[Figure record listings]
********

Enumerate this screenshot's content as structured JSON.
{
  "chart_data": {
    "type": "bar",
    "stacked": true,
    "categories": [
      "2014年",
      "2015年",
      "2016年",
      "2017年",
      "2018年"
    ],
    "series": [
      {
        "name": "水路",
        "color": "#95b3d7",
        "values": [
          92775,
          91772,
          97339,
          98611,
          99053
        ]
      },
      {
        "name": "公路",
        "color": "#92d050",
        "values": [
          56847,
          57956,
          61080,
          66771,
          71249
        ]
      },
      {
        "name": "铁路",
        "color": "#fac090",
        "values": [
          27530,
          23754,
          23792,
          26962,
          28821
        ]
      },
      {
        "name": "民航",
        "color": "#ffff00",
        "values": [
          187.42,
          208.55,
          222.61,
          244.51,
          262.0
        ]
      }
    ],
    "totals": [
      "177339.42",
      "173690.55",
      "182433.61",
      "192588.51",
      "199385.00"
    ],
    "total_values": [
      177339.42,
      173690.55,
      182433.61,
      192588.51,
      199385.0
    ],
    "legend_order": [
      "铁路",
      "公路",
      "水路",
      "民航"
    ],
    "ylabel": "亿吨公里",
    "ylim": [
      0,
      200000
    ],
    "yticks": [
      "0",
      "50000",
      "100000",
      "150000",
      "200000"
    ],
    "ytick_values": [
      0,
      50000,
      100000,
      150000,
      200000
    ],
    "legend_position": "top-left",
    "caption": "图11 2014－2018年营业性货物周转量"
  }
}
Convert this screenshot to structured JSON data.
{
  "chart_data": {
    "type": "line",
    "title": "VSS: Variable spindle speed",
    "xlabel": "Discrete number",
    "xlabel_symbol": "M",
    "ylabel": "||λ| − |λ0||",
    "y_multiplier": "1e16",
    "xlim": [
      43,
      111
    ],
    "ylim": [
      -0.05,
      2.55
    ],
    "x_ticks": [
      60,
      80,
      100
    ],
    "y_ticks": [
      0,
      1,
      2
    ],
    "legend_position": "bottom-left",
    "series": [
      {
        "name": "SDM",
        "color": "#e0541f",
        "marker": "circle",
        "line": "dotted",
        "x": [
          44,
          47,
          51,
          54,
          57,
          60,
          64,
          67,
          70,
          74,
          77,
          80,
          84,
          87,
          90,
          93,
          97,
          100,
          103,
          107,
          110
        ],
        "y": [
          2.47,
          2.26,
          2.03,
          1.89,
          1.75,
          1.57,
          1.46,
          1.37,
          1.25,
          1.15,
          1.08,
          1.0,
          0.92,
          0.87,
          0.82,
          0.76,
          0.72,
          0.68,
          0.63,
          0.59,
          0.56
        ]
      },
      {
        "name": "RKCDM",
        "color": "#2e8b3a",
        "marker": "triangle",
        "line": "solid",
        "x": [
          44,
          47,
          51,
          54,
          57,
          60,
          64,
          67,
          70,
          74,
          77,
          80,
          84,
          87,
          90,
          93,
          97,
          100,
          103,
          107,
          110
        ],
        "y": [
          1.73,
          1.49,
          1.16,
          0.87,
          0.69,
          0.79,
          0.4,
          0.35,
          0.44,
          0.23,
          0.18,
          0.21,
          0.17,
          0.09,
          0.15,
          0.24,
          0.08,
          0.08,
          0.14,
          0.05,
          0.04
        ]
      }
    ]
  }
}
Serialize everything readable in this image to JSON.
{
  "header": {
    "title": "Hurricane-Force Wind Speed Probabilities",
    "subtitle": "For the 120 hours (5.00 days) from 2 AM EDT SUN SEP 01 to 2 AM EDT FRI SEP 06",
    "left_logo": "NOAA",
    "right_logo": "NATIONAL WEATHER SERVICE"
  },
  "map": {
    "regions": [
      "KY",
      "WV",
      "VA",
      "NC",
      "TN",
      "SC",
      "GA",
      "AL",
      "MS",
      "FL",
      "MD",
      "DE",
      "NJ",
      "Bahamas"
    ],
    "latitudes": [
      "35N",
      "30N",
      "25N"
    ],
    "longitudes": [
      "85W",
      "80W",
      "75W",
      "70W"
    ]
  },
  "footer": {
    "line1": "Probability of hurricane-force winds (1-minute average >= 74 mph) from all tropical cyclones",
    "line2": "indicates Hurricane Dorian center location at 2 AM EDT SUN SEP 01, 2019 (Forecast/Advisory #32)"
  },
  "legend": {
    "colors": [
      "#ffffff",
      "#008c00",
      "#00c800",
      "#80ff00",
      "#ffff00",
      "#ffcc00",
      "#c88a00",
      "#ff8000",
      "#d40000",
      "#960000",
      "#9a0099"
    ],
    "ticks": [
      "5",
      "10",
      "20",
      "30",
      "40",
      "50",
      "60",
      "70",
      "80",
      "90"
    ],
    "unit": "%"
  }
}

********

Stated exercise =
Write out every line of the material again, exactly as it reads.

Output of the exercise =
Enumerate this screenshot's content as structured JSON.
{
  "chart_data": {
    "type": "bar",
    "stacked": true,
    "categories": [
      "2014年",
      "2015年",
      "2016年",
      "2017年",
      "2018年"
    ],
    "series": [
      {
        "name": "水路",
        "color": "#95b3d7",
        "values": [
          92775,
          91772,
          97339,
          98611,
          99053
        ]
      },
      {
        "name": "公路",
        "color": "#92d050",
        "values": [
          56847,
          57956,
          61080,
          66771,
          71249
        ]
      },
      {
        "name": "铁路",
        "color": "#fac090",
        "values": [
          27530,
          23754,
          23792,
          26962,
          28821
        ]
      },
      {
        "name": "民航",
        "color": "#ffff00",
        "values": [
          187.42,
          208.55,
          222.61,
          244.51,
          262.0
        ]
      }
    ],
    "totals": [
      "177339.42",
      "173690.55",
      "182433.61",
      "192588.51",
      "199385.00"
    ],
    "total_values": [
      177339.42,
      173690.55,
      182433.61,
      192588.51,
      199385.0
    ],
    "legend_order": [
      "铁路",
      "公路",
      "水路",
      "民航"
    ],
    "ylabel": "亿吨公里",
    "ylim": [
      0,
      200000
    ],
    "yticks": [
      "0",
      "50000",
      "100000",
      "150000",
      "200000"
    ],
    "ytick_values": [
      0,
      50000,
      100000,
      150000,
      200000
    ],
    "legend_position": "top-left",
    "caption": "图11 2014－2018年营业性货物周转量"
  }
}
Convert this screenshot to structured JSON data.
{
  "chart_data": {
    "type": "line",
    "title": "VSS: Variable spindle speed",
    "xlabel": "Discrete number",
    "xlabel_symbol": "M",
    "ylabel": "||λ| − |λ0||",
    "y_multiplier": "1e16",
    "xlim": [
      43,
      111
    ],
    "ylim": [
      -0.05,
      2.55
    ],
    "x_ticks": [
      60,
      80,
      100
    ],
    "y_ticks": [
      0,
      1,
      2
    ],
    "legend_position": "bottom-left",
    "series": [
      {
        "name": "SDM",
        "color": "#e0541f",
        "marker": "circle",
        "line": "dotted",
        "x": [
          44,
          47,
          51,
          54,
          57,
          60,
          64,
          67,
          70,
          74,
          77,
          80,
          84,
          87,
          90,
          93,
          97,
          100,
          103,
          107,
          110
        ],
        "y": [
          2.47,
          2.26,
          2.03,
          1.89,
          1.75,
          1.57,
          1.46,
          1.37,
          1.25,
          1.15,
          1.08,
          1.0,
          0.92,
          0.87,
          0.82,
          0.76,
          0.72,
          0.68,
          0.63,
          0.59,
          0.56
        ]
      },
      {
        "name": "RKCDM",
        "color": "#2e8b3a",
        "marker": "triangle",
        "line": "solid",
        "x": [
          44,
          47,
          51,
          54,
          57,
          60,
          64,
          67,
          70,
          74,
          77,
          80,
          84,
          87,
          90,
          93,
          97,
          100,
          103,
          107,
          110
        ],
        "y": [
          1.73,
          1.49,
          1.16,
          0.87,
          0.69,
          0.79,
          0.4,
          0.35,
          0.44,
          0.23,
          0.18,
          0.21,
          0.17,
          0.09,
          0.15,
          0.24,
          0.08,
          0.08,
          0.14,
          0.05,
          0.04
        ]
      }
    ]
  }
}
Serialize everything readable in this image to JSON.
{
  "header": {
    "title": "Hurricane-Force Wind Speed Probabilities",
    "subtitle": "For the 120 hours (5.00 days) from 2 AM EDT SUN SEP 01 to 2 AM EDT FRI SEP 06",
    "left_logo": "NOAA",
    "right_logo": "NATIONAL WEATHER SERVICE"
  },
  "map": {
    "regions": [
      "KY",
      "WV",
      "VA",
      "NC",
      "TN",
      "SC",
      "GA",
      "AL",
      "MS",
      "FL",
      "MD",
      "DE",
      "NJ",
      "Bahamas"
    ],
    "latitudes": [
      "35N",
      "30N",
      "25N"
    ],
    "longitudes": [
      "85W",
      "80W",
      "75W",
      "70W"
    ]
  },
  "footer": {
    "line1": "Probability of hurricane-force winds (1-minute average >= 74 mph) from all tropical cyclones",
    "line2": "indicates Hurricane Dorian center location at 2 AM EDT SUN SEP 01, 2019 (Forecast/Advisory #32)"
  },
  "legend": {
    "colors": [
      "#ffffff",
      "#008c00",
      "#00c800",
      "#80ff00",
      "#ffff00",
      "#ffcc00",
      "#c88a00",
      "#ff8000",
      "#d40000",
      "#960000",
      "#9a0099"
    ],
    "ticks": [
      "5",
      "10",
      "20",
      "30",
      "40",
      "50",
      "60",
      "70",
      "80",
      "90"
    ],
    "unit": "%"
  }
}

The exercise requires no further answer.